WHAT TO PRODUCE | Return a copy of each line that holds the string "refraction".

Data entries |
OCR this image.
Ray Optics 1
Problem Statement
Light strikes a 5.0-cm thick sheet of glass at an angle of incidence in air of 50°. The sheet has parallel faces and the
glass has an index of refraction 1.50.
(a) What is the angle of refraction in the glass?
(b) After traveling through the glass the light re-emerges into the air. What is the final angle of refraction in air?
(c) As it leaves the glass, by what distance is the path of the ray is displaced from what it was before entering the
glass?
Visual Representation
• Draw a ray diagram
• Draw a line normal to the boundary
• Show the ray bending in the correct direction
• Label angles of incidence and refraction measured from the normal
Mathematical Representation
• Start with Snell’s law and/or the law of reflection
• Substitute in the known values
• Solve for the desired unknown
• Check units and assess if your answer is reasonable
==
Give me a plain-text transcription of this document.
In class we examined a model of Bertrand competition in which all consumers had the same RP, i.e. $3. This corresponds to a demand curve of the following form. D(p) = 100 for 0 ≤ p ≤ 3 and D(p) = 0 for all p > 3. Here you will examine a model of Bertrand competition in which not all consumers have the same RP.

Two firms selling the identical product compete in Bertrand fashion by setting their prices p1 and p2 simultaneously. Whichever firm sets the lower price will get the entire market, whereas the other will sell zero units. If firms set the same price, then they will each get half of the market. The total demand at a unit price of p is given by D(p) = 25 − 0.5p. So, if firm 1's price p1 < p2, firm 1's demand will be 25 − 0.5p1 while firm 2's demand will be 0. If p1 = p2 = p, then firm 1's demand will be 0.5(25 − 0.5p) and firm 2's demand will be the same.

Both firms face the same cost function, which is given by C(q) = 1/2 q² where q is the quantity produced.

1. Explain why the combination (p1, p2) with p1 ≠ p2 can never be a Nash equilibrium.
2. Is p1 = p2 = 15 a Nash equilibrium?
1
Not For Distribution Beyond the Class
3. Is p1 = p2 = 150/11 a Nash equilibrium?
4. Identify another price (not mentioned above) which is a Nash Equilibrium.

TASK SOLUTION |
glass has an index of refraction 1.50.
(a) What is the angle of refraction in the glass?
(b) After traveling through the glass the light re-emerges into the air. What is the final angle of refraction in air?
• Label angles of incidence and refraction measured from the normal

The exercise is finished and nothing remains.